── Input material ──

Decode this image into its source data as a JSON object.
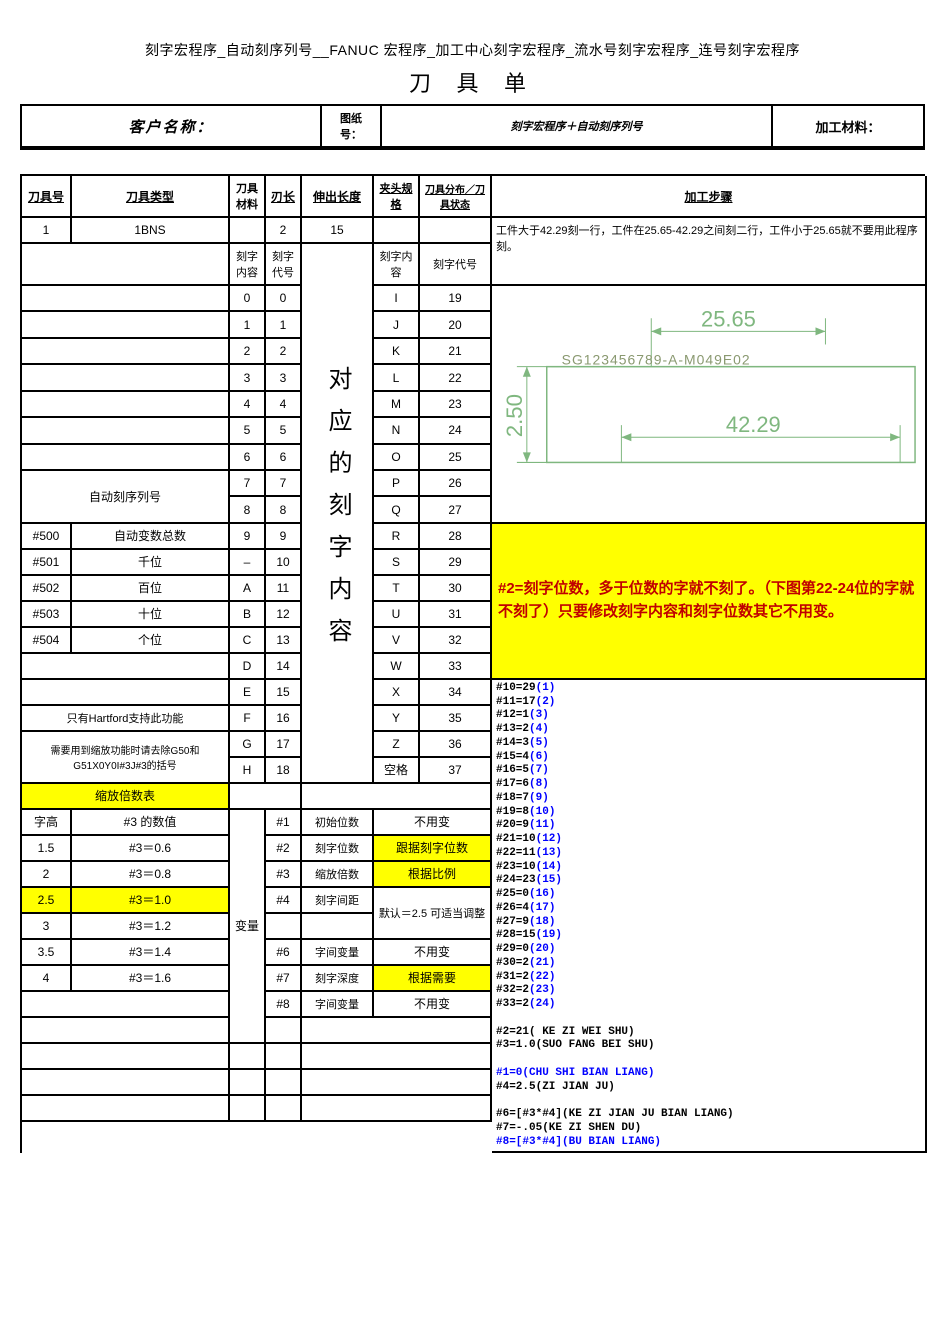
{
  "breadcrumb": "刻字宏程序_自动刻序列号__FANUC 宏程序_加工中心刻字宏程序_流水号刻字宏程序_连号刻字宏程序",
  "title": "刀 具 单",
  "meta": {
    "customer_label": "客户名称：",
    "drawing_no_label": "图纸号：",
    "drawing_no_value": "刻字宏程序＋自动刻序列号",
    "material_label": "加工材料："
  },
  "head": {
    "c0": "刀具号",
    "c1": "刀具类型",
    "c2": "刀具材料",
    "c3": "刃长",
    "c4": "伸出长度",
    "c5": "夹头规格",
    "c6": "刀具分布／刀具状态",
    "c8": "加工步骤"
  },
  "row_tool": {
    "no": "1",
    "type": "1BNS",
    "mat": "",
    "blade": "2",
    "ext": "15",
    "clamp": "",
    "dist": ""
  },
  "step_note": "工件大于42.29刻一行，工件在25.65-42.29之间刻二行，工件小于25.65就不要用此程序刻。",
  "label_block": {
    "a": "刻字内容",
    "b": "刻字代号",
    "c": "刻字内容",
    "d": "刻字代号"
  },
  "vertical_label": "对应的刻字内容",
  "char_rows": [
    {
      "c": "0",
      "n": "0",
      "d": "I",
      "m": "19"
    },
    {
      "c": "1",
      "n": "1",
      "d": "J",
      "m": "20"
    },
    {
      "c": "2",
      "n": "2",
      "d": "K",
      "m": "21"
    },
    {
      "c": "3",
      "n": "3",
      "d": "L",
      "m": "22"
    },
    {
      "c": "4",
      "n": "4",
      "d": "M",
      "m": "23"
    },
    {
      "c": "5",
      "n": "5",
      "d": "N",
      "m": "24"
    },
    {
      "c": "6",
      "n": "6",
      "d": "O",
      "m": "25"
    },
    {
      "c": "7",
      "n": "7",
      "d": "P",
      "m": "26"
    },
    {
      "c": "8",
      "n": "8",
      "d": "Q",
      "m": "27"
    },
    {
      "c": "9",
      "n": "9",
      "d": "R",
      "m": "28"
    },
    {
      "c": "–",
      "n": "10",
      "d": "S",
      "m": "29"
    },
    {
      "c": "A",
      "n": "11",
      "d": "T",
      "m": "30"
    },
    {
      "c": "B",
      "n": "12",
      "d": "U",
      "m": "31"
    },
    {
      "c": "C",
      "n": "13",
      "d": "V",
      "m": "32"
    },
    {
      "c": "D",
      "n": "14",
      "d": "W",
      "m": "33"
    },
    {
      "c": "E",
      "n": "15",
      "d": "X",
      "m": "34"
    },
    {
      "c": "F",
      "n": "16",
      "d": "Y",
      "m": "35"
    },
    {
      "c": "G",
      "n": "17",
      "d": "Z",
      "m": "36"
    },
    {
      "c": "H",
      "n": "18",
      "d": "空格",
      "m": "37"
    }
  ],
  "left_labels": {
    "auto_seq": "自动刻序列号",
    "r500": {
      "a": "#500",
      "b": "自动变数总数"
    },
    "r501": {
      "a": "#501",
      "b": "千位"
    },
    "r502": {
      "a": "#502",
      "b": "百位"
    },
    "r503": {
      "a": "#503",
      "b": "十位"
    },
    "r504": {
      "a": "#504",
      "b": "个位"
    },
    "hartford": "只有Hartford支持此功能",
    "g50": "需要用到缩放功能时请去除G50和G51X0Y0I#3J#3的括号"
  },
  "zoom": {
    "title": "缩放倍数表",
    "h1": "字高",
    "h2": "#3 的数值",
    "rows": [
      {
        "a": "1.5",
        "b": "#3＝0.6"
      },
      {
        "a": "2",
        "b": "#3＝0.8"
      },
      {
        "a": "2.5",
        "b": "#3＝1.0",
        "hl": true
      },
      {
        "a": "3",
        "b": "#3＝1.2"
      },
      {
        "a": "3.5",
        "b": "#3＝1.4"
      },
      {
        "a": "4",
        "b": "#3＝1.6"
      }
    ]
  },
  "vars": {
    "label": "变量",
    "rows": [
      {
        "a": "#1",
        "b": "初始位数",
        "c": "不用变"
      },
      {
        "a": "#2",
        "b": "刻字位数",
        "c": "跟据刻字位数",
        "hl": true
      },
      {
        "a": "#3",
        "b": "缩放倍数",
        "c": "根据比例",
        "hl": true
      },
      {
        "a": "#4",
        "b": "刻字间距",
        "c": "默认＝2.5 可适当调整"
      },
      {
        "a": "",
        "b": "",
        "c": ""
      },
      {
        "a": "#6",
        "b": "字间变量",
        "c": "不用变"
      },
      {
        "a": "#7",
        "b": "刻字深度",
        "c": "根据需要",
        "hl": true
      },
      {
        "a": "#8",
        "b": "字间变量",
        "c": "不用变"
      }
    ]
  },
  "diagram": {
    "w_top": "25.65",
    "w_bottom": "42.29",
    "h_left": "2.50",
    "sample": "SG123456789-A-M049E02"
  },
  "yellow_note": "#2=刻字位数，多于位数的字就不刻了。（下图第22-24位的字就不刻了）只要修改刻字内容和刻字位数其它不用变。",
  "code_lines": [
    "#10=29(1)",
    "#11=17(2)",
    "#12=1(3)",
    "#13=2(4)",
    "#14=3(5)",
    "#15=4(6)",
    "#16=5(7)",
    "#17=6(8)",
    "#18=7(9)",
    "#19=8(10)",
    "#20=9(11)",
    "#21=10(12)",
    "#22=11(13)",
    "#23=10(14)",
    "#24=23(15)",
    "#25=0(16)",
    "#26=4(17)",
    "#27=9(18)",
    "#28=15(19)",
    "#29=0(20)",
    "#30=2(21)",
    "#31=2(22)",
    "#32=2(23)",
    "#33=2(24)"
  ],
  "code_tail": [
    {
      "t": "#2=21( KE ZI WEI SHU)",
      "b": true
    },
    {
      "t": "#3=1.0(SUO FANG BEI SHU)",
      "b": true
    },
    {
      "t": ""
    },
    {
      "t": "#1=0(CHU SHI BIAN LIANG)",
      "b": true,
      "blue": true
    },
    {
      "t": "#4=2.5(ZI JIAN JU)",
      "b": true
    },
    {
      "t": ""
    },
    {
      "t": "#6=[#3*#4](KE ZI JIAN JU BIAN LIANG)",
      "b": true
    },
    {
      "t": "#7=-.05(KE ZI SHEN DU)",
      "b": true
    },
    {
      "t": "#8=[#3*#4](BU BIAN LIANG)",
      "b": true,
      "blue": true
    }
  ]
}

───

• Aim of the exercise
Output the material word for word, omitting its pictures.

• Complete output
Decode this image into its source data as a JSON object.
{
  "breadcrumb": "刻字宏程序_自动刻序列号__FANUC 宏程序_加工中心刻字宏程序_流水号刻字宏程序_连号刻字宏程序",
  "title": "刀 具 单",
  "meta": {
    "customer_label": "客户名称：",
    "drawing_no_label": "图纸号：",
    "drawing_no_value": "刻字宏程序＋自动刻序列号",
    "material_label": "加工材料："
  },
  "head": {
    "c0": "刀具号",
    "c1": "刀具类型",
    "c2": "刀具材料",
    "c3": "刃长",
    "c4": "伸出长度",
    "c5": "夹头规格",
    "c6": "刀具分布／刀具状态",
    "c8": "加工步骤"
  },
  "row_tool": {
    "no": "1",
    "type": "1BNS",
    "mat": "",
    "blade": "2",
    "ext": "15",
    "clamp": "",
    "dist": ""
  },
  "step_note": "工件大于42.29刻一行，工件在25.65-42.29之间刻二行，工件小于25.65就不要用此程序刻。",
  "label_block": {
    "a": "刻字内容",
    "b": "刻字代号",
    "c": "刻字内容",
    "d": "刻字代号"
  },
  "vertical_label": "对应的刻字内容",
  "char_rows": [
    {
      "c": "0",
      "n": "0",
      "d": "I",
      "m": "19"
    },
    {
      "c": "1",
      "n": "1",
      "d": "J",
      "m": "20"
    },
    {
      "c": "2",
      "n": "2",
      "d": "K",
      "m": "21"
    },
    {
      "c": "3",
      "n": "3",
      "d": "L",
      "m": "22"
    },
    {
      "c": "4",
      "n": "4",
      "d": "M",
      "m": "23"
    },
    {
      "c": "5",
      "n": "5",
      "d": "N",
      "m": "24"
    },
    {
      "c": "6",
      "n": "6",
      "d": "O",
      "m": "25"
    },
    {
      "c": "7",
      "n": "7",
      "d": "P",
      "m": "26"
    },
    {
      "c": "8",
      "n": "8",
      "d": "Q",
      "m": "27"
    },
    {
      "c": "9",
      "n": "9",
      "d": "R",
      "m": "28"
    },
    {
      "c": "–",
      "n": "10",
      "d": "S",
      "m": "29"
    },
    {
      "c": "A",
      "n": "11",
      "d": "T",
      "m": "30"
    },
    {
      "c": "B",
      "n": "12",
      "d": "U",
      "m": "31"
    },
    {
      "c": "C",
      "n": "13",
      "d": "V",
      "m": "32"
    },
    {
      "c": "D",
      "n": "14",
      "d": "W",
      "m": "33"
    },
    {
      "c": "E",
      "n": "15",
      "d": "X",
      "m": "34"
    },
    {
      "c": "F",
      "n": "16",
      "d": "Y",
      "m": "35"
    },
    {
      "c": "G",
      "n": "17",
      "d": "Z",
      "m": "36"
    },
    {
      "c": "H",
      "n": "18",
      "d": "空格",
      "m": "37"
    }
  ],
  "left_labels": {
    "auto_seq": "自动刻序列号",
    "r500": {
      "a": "#500",
      "b": "自动变数总数"
    },
    "r501": {
      "a": "#501",
      "b": "千位"
    },
    "r502": {
      "a": "#502",
      "b": "百位"
    },
    "r503": {
      "a": "#503",
      "b": "十位"
    },
    "r504": {
      "a": "#504",
      "b": "个位"
    },
    "hartford": "只有Hartford支持此功能",
    "g50": "需要用到缩放功能时请去除G50和G51X0Y0I#3J#3的括号"
  },
  "zoom": {
    "title": "缩放倍数表",
    "h1": "字高",
    "h2": "#3 的数值",
    "rows": [
      {
        "a": "1.5",
        "b": "#3＝0.6"
      },
      {
        "a": "2",
        "b": "#3＝0.8"
      },
      {
        "a": "2.5",
        "b": "#3＝1.0",
        "hl": true
      },
      {
        "a": "3",
        "b": "#3＝1.2"
      },
      {
        "a": "3.5",
        "b": "#3＝1.4"
      },
      {
        "a": "4",
        "b": "#3＝1.6"
      }
    ]
  },
  "vars": {
    "label": "变量",
    "rows": [
      {
        "a": "#1",
        "b": "初始位数",
        "c": "不用变"
      },
      {
        "a": "#2",
        "b": "刻字位数",
        "c": "跟据刻字位数",
        "hl": true
      },
      {
        "a": "#3",
        "b": "缩放倍数",
        "c": "根据比例",
        "hl": true
      },
      {
        "a": "#4",
        "b": "刻字间距",
        "c": "默认＝2.5 可适当调整"
      },
      {
        "a": "",
        "b": "",
        "c": ""
      },
      {
        "a": "#6",
        "b": "字间变量",
        "c": "不用变"
      },
      {
        "a": "#7",
        "b": "刻字深度",
        "c": "根据需要",
        "hl": true
      },
      {
        "a": "#8",
        "b": "字间变量",
        "c": "不用变"
      }
    ]
  },
  "diagram": {
    "w_top": "25.65",
    "w_bottom": "42.29",
    "h_left": "2.50",
    "sample": "SG123456789-A-M049E02"
  },
  "yellow_note": "#2=刻字位数，多于位数的字就不刻了。（下图第22-24位的字就不刻了）只要修改刻字内容和刻字位数其它不用变。",
  "code_lines": [
    "#10=29(1)",
    "#11=17(2)",
    "#12=1(3)",
    "#13=2(4)",
    "#14=3(5)",
    "#15=4(6)",
    "#16=5(7)",
    "#17=6(8)",
    "#18=7(9)",
    "#19=8(10)",
    "#20=9(11)",
    "#21=10(12)",
    "#22=11(13)",
    "#23=10(14)",
    "#24=23(15)",
    "#25=0(16)",
    "#26=4(17)",
    "#27=9(18)",
    "#28=15(19)",
    "#29=0(20)",
    "#30=2(21)",
    "#31=2(22)",
    "#32=2(23)",
    "#33=2(24)"
  ],
  "code_tail": [
    {
      "t": "#2=21( KE ZI WEI SHU)",
      "b": true
    },
    {
      "t": "#3=1.0(SUO FANG BEI SHU)",
      "b": true
    },
    {
      "t": ""
    },
    {
      "t": "#1=0(CHU SHI BIAN LIANG)",
      "b": true,
      "blue": true
    },
    {
      "t": "#4=2.5(ZI JIAN JU)",
      "b": true
    },
    {
      "t": ""
    },
    {
      "t": "#6=[#3*#4](KE ZI JIAN JU BIAN LIANG)",
      "b": true
    },
    {
      "t": "#7=-.05(KE ZI SHEN DU)",
      "b": true
    },
    {
      "t": "#8=[#3*#4](BU BIAN LIANG)",
      "b": true,
      "blue": true
    }
  ]
}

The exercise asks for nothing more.